What needs to be done: Reproduce each line bearing the word "image".

Recorded data:
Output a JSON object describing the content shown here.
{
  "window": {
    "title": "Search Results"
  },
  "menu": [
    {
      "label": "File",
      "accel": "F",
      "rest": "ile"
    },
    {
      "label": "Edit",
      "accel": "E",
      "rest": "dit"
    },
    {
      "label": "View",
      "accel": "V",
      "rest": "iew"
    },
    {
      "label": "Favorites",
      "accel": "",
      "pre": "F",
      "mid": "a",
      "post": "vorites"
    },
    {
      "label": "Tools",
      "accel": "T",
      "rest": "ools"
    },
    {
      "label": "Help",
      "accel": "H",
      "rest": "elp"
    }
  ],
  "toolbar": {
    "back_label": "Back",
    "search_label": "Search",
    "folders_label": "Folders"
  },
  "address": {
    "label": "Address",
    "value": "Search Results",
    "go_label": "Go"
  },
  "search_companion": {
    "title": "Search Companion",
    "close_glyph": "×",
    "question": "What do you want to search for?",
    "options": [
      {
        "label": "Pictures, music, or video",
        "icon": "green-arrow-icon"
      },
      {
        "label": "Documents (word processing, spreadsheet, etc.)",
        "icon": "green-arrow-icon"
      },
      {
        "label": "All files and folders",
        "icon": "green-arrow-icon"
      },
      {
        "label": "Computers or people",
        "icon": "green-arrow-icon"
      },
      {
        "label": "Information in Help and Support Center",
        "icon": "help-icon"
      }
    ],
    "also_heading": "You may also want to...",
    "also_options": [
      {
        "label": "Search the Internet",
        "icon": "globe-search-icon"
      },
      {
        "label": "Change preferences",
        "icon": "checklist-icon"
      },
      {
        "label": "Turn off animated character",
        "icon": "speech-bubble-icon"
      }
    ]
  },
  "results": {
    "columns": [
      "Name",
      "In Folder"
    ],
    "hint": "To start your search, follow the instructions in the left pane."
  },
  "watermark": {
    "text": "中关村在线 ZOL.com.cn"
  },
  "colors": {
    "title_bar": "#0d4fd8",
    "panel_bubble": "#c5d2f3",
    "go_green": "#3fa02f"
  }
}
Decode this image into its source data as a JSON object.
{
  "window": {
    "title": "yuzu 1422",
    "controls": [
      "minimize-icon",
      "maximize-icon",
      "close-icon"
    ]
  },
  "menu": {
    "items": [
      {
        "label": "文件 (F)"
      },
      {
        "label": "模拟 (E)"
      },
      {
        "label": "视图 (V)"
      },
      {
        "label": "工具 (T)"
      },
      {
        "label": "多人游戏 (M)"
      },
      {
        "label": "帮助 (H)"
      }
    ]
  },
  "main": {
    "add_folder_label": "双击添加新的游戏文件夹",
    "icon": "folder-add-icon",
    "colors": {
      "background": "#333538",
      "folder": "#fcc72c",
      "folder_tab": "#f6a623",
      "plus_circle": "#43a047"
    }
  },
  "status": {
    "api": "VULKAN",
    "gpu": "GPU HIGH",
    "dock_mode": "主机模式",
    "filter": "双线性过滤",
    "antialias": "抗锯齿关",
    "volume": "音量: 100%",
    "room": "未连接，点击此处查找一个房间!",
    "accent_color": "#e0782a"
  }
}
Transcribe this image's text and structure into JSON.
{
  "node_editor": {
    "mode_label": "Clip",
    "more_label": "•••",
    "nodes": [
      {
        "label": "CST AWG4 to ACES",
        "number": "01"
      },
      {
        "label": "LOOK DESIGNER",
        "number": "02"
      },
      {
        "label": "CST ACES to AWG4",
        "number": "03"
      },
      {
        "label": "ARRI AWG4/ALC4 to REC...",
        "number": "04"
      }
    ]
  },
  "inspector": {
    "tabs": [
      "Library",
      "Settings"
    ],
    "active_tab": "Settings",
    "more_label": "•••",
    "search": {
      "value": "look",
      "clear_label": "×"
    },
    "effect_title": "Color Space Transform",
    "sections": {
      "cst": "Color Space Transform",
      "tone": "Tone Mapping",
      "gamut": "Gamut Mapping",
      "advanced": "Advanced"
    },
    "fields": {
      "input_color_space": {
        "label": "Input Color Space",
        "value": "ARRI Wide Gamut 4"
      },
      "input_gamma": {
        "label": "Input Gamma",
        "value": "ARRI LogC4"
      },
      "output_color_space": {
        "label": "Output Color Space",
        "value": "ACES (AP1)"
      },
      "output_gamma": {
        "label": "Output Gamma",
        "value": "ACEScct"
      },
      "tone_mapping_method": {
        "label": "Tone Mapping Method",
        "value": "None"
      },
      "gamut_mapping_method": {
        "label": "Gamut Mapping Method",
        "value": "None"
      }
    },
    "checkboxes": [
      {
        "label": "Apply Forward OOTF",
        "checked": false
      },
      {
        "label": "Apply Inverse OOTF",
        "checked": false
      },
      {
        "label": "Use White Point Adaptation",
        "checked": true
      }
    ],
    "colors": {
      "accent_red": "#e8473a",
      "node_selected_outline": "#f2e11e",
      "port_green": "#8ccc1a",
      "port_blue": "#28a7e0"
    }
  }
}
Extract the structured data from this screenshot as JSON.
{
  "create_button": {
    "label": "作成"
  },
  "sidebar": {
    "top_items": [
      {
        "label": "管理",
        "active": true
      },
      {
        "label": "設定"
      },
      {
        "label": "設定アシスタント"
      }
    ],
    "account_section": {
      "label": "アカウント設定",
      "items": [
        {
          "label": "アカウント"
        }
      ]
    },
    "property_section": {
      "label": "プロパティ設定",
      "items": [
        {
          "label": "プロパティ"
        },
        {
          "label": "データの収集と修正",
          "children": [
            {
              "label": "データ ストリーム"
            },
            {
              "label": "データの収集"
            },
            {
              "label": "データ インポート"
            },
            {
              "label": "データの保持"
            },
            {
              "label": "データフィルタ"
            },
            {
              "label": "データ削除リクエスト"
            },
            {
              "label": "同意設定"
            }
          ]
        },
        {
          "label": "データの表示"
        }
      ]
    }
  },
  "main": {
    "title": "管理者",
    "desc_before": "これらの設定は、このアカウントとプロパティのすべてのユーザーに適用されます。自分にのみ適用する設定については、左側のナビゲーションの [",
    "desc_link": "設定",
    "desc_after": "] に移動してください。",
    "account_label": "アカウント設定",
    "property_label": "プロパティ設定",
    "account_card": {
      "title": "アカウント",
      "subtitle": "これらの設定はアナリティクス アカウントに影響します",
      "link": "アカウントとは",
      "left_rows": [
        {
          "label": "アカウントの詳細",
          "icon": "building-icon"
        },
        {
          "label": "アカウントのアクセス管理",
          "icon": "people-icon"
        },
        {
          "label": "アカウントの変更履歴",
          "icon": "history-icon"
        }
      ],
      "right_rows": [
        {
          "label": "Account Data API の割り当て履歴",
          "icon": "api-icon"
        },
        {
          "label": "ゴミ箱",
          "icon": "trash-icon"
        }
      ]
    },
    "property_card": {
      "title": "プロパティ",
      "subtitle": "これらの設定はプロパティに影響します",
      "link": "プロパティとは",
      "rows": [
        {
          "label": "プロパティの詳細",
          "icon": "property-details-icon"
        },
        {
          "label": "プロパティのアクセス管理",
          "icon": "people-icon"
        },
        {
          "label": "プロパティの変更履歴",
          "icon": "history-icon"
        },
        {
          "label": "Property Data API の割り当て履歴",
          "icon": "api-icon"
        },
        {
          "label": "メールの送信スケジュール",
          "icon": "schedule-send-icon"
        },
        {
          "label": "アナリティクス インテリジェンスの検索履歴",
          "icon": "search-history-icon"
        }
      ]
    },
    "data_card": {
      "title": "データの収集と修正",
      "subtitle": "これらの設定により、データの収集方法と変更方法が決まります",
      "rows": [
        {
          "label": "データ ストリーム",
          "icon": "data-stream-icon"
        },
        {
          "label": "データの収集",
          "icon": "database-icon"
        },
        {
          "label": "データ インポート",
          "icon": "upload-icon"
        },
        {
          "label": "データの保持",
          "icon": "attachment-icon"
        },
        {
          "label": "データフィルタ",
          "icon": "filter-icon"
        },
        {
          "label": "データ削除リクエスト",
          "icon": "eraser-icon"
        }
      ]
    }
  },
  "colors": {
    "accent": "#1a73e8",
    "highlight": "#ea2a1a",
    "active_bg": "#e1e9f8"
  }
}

Full output:
Decode this image into its source data as a JSON object.
Transcribe this image's text and structure into JSON.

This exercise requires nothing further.